ENTRIES PROVIDED:
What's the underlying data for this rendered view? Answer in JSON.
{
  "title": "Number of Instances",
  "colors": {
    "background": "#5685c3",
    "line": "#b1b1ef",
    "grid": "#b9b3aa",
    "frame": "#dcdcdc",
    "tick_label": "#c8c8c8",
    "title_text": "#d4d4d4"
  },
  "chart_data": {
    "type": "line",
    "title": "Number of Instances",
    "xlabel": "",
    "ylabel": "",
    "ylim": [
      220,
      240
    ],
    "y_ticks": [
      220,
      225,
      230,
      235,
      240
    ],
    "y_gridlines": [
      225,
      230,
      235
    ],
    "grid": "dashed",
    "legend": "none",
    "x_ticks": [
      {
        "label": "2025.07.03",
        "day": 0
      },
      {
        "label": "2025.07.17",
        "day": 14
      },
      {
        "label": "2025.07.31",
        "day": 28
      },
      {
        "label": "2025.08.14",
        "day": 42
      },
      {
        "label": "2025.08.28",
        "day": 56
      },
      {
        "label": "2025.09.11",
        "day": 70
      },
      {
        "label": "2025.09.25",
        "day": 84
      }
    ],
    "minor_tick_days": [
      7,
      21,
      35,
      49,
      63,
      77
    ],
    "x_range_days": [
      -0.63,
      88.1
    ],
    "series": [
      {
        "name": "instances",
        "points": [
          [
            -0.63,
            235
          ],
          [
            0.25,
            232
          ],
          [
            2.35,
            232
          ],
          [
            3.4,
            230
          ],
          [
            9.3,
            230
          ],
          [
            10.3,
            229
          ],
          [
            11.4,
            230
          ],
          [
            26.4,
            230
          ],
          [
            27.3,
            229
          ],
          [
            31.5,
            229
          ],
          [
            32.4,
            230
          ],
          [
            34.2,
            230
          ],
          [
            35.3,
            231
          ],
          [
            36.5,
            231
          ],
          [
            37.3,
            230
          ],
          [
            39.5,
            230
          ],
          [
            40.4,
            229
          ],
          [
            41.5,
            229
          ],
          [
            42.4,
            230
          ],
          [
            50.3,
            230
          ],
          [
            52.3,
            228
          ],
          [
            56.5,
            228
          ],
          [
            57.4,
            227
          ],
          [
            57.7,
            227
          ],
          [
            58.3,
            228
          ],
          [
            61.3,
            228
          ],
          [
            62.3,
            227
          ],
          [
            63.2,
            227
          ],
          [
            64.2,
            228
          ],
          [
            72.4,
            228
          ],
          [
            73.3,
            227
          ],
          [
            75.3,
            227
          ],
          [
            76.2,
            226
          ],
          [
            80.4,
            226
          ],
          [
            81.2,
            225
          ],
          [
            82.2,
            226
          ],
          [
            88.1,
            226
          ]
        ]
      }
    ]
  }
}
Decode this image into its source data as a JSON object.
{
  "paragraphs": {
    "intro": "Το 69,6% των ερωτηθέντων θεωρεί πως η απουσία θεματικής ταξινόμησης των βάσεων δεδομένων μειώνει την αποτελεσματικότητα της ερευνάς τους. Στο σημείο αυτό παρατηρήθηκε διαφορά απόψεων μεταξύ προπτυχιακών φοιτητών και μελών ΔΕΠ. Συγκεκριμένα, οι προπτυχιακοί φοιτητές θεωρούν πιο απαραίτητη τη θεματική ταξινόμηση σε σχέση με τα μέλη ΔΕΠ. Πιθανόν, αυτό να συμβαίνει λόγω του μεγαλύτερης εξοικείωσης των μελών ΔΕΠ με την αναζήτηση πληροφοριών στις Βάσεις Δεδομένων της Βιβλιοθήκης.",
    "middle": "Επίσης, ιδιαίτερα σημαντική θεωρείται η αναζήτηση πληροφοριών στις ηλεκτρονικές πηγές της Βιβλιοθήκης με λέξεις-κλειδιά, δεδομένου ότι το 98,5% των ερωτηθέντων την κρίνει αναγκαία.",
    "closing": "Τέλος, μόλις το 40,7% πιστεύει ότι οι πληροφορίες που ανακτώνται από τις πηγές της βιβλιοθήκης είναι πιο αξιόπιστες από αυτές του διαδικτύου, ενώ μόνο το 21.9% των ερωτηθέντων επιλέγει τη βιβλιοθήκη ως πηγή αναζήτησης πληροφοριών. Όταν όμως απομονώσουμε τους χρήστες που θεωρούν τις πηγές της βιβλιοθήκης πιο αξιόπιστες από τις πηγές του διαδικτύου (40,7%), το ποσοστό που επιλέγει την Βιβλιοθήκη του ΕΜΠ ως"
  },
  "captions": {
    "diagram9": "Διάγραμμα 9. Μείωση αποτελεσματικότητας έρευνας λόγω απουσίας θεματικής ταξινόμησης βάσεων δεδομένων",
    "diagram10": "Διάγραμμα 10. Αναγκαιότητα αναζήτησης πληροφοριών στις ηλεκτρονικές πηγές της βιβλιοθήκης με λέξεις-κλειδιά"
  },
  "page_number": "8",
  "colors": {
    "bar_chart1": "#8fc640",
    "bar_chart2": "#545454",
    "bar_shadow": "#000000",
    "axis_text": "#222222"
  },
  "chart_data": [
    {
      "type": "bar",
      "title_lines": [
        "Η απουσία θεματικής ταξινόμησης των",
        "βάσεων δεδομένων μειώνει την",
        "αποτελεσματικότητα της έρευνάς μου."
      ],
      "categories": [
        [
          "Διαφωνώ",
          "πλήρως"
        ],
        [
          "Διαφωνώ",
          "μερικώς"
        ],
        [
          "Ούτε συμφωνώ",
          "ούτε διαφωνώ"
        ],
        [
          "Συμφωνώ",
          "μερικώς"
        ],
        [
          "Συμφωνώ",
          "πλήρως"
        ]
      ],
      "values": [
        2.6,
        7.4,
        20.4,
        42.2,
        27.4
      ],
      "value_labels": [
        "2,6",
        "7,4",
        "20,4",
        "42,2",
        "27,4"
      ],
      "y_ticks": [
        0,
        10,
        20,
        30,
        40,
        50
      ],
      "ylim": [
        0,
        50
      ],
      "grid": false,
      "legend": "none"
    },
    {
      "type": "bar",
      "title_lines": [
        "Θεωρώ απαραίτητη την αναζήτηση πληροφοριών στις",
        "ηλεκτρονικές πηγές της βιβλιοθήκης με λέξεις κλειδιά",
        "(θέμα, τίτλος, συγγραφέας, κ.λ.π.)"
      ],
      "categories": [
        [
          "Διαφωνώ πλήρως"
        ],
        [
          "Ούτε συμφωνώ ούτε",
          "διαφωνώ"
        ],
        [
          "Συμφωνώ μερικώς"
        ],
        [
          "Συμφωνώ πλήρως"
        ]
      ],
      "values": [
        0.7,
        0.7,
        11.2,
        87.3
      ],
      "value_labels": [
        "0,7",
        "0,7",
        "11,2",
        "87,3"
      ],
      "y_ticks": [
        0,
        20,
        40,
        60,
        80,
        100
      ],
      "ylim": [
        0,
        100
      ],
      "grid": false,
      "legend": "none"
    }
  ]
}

GIVEN TASK:
Every entry above needs to be quoted exactly.

SOLUTION:
What's the underlying data for this rendered view? Answer in JSON.
{
  "title": "Number of Instances",
  "colors": {
    "background": "#5685c3",
    "line": "#b1b1ef",
    "grid": "#b9b3aa",
    "frame": "#dcdcdc",
    "tick_label": "#c8c8c8",
    "title_text": "#d4d4d4"
  },
  "chart_data": {
    "type": "line",
    "title": "Number of Instances",
    "xlabel": "",
    "ylabel": "",
    "ylim": [
      220,
      240
    ],
    "y_ticks": [
      220,
      225,
      230,
      235,
      240
    ],
    "y_gridlines": [
      225,
      230,
      235
    ],
    "grid": "dashed",
    "legend": "none",
    "x_ticks": [
      {
        "label": "2025.07.03",
        "day": 0
      },
      {
        "label": "2025.07.17",
        "day": 14
      },
      {
        "label": "2025.07.31",
        "day": 28
      },
      {
        "label": "2025.08.14",
        "day": 42
      },
      {
        "label": "2025.08.28",
        "day": 56
      },
      {
        "label": "2025.09.11",
        "day": 70
      },
      {
        "label": "2025.09.25",
        "day": 84
      }
    ],
    "minor_tick_days": [
      7,
      21,
      35,
      49,
      63,
      77
    ],
    "x_range_days": [
      -0.63,
      88.1
    ],
    "series": [
      {
        "name": "instances",
        "points": [
          [
            -0.63,
            235
          ],
          [
            0.25,
            232
          ],
          [
            2.35,
            232
          ],
          [
            3.4,
            230
          ],
          [
            9.3,
            230
          ],
          [
            10.3,
            229
          ],
          [
            11.4,
            230
          ],
          [
            26.4,
            230
          ],
          [
            27.3,
            229
          ],
          [
            31.5,
            229
          ],
          [
            32.4,
            230
          ],
          [
            34.2,
            230
          ],
          [
            35.3,
            231
          ],
          [
            36.5,
            231
          ],
          [
            37.3,
            230
          ],
          [
            39.5,
            230
          ],
          [
            40.4,
            229
          ],
          [
            41.5,
            229
          ],
          [
            42.4,
            230
          ],
          [
            50.3,
            230
          ],
          [
            52.3,
            228
          ],
          [
            56.5,
            228
          ],
          [
            57.4,
            227
          ],
          [
            57.7,
            227
          ],
          [
            58.3,
            228
          ],
          [
            61.3,
            228
          ],
          [
            62.3,
            227
          ],
          [
            63.2,
            227
          ],
          [
            64.2,
            228
          ],
          [
            72.4,
            228
          ],
          [
            73.3,
            227
          ],
          [
            75.3,
            227
          ],
          [
            76.2,
            226
          ],
          [
            80.4,
            226
          ],
          [
            81.2,
            225
          ],
          [
            82.2,
            226
          ],
          [
            88.1,
            226
          ]
        ]
      }
    ]
  }
}
Decode this image into its source data as a JSON object.
{
  "paragraphs": {
    "intro": "Το 69,6% των ερωτηθέντων θεωρεί πως η απουσία θεματικής ταξινόμησης των βάσεων δεδομένων μειώνει την αποτελεσματικότητα της ερευνάς τους. Στο σημείο αυτό παρατηρήθηκε διαφορά απόψεων μεταξύ προπτυχιακών φοιτητών και μελών ΔΕΠ. Συγκεκριμένα, οι προπτυχιακοί φοιτητές θεωρούν πιο απαραίτητη τη θεματική ταξινόμηση σε σχέση με τα μέλη ΔΕΠ. Πιθανόν, αυτό να συμβαίνει λόγω του μεγαλύτερης εξοικείωσης των μελών ΔΕΠ με την αναζήτηση πληροφοριών στις Βάσεις Δεδομένων της Βιβλιοθήκης.",
    "middle": "Επίσης, ιδιαίτερα σημαντική θεωρείται η αναζήτηση πληροφοριών στις ηλεκτρονικές πηγές της Βιβλιοθήκης με λέξεις-κλειδιά, δεδομένου ότι το 98,5% των ερωτηθέντων την κρίνει αναγκαία.",
    "closing": "Τέλος, μόλις το 40,7% πιστεύει ότι οι πληροφορίες που ανακτώνται από τις πηγές της βιβλιοθήκης είναι πιο αξιόπιστες από αυτές του διαδικτύου, ενώ μόνο το 21.9% των ερωτηθέντων επιλέγει τη βιβλιοθήκη ως πηγή αναζήτησης πληροφοριών. Όταν όμως απομονώσουμε τους χρήστες που θεωρούν τις πηγές της βιβλιοθήκης πιο αξιόπιστες από τις πηγές του διαδικτύου (40,7%), το ποσοστό που επιλέγει την Βιβλιοθήκη του ΕΜΠ ως"
  },
  "captions": {
    "diagram9": "Διάγραμμα 9. Μείωση αποτελεσματικότητας έρευνας λόγω απουσίας θεματικής ταξινόμησης βάσεων δεδομένων",
    "diagram10": "Διάγραμμα 10. Αναγκαιότητα αναζήτησης πληροφοριών στις ηλεκτρονικές πηγές της βιβλιοθήκης με λέξεις-κλειδιά"
  },
  "page_number": "8",
  "colors": {
    "bar_chart1": "#8fc640",
    "bar_chart2": "#545454",
    "bar_shadow": "#000000",
    "axis_text": "#222222"
  },
  "chart_data": [
    {
      "type": "bar",
      "title_lines": [
        "Η απουσία θεματικής ταξινόμησης των",
        "βάσεων δεδομένων μειώνει την",
        "αποτελεσματικότητα της έρευνάς μου."
      ],
      "categories": [
        [
          "Διαφωνώ",
          "πλήρως"
        ],
        [
          "Διαφωνώ",
          "μερικώς"
        ],
        [
          "Ούτε συμφωνώ",
          "ούτε διαφωνώ"
        ],
        [
          "Συμφωνώ",
          "μερικώς"
        ],
        [
          "Συμφωνώ",
          "πλήρως"
        ]
      ],
      "values": [
        2.6,
        7.4,
        20.4,
        42.2,
        27.4
      ],
      "value_labels": [
        "2,6",
        "7,4",
        "20,4",
        "42,2",
        "27,4"
      ],
      "y_ticks": [
        0,
        10,
        20,
        30,
        40,
        50
      ],
      "ylim": [
        0,
        50
      ],
      "grid": false,
      "legend": "none"
    },
    {
      "type": "bar",
      "title_lines": [
        "Θεωρώ απαραίτητη την αναζήτηση πληροφοριών στις",
        "ηλεκτρονικές πηγές της βιβλιοθήκης με λέξεις κλειδιά",
        "(θέμα, τίτλος, συγγραφέας, κ.λ.π.)"
      ],
      "categories": [
        [
          "Διαφωνώ πλήρως"
        ],
        [
          "Ούτε συμφωνώ ούτε",
          "διαφωνώ"
        ],
        [
          "Συμφωνώ μερικώς"
        ],
        [
          "Συμφωνώ πλήρως"
        ]
      ],
      "values": [
        0.7,
        0.7,
        11.2,
        87.3
      ],
      "value_labels": [
        "0,7",
        "0,7",
        "11,2",
        "87,3"
      ],
      "y_ticks": [
        0,
        20,
        40,
        60,
        80,
        100
      ],
      "ylim": [
        0,
        100
      ],
      "grid": false,
      "legend": "none"
    }
  ]
}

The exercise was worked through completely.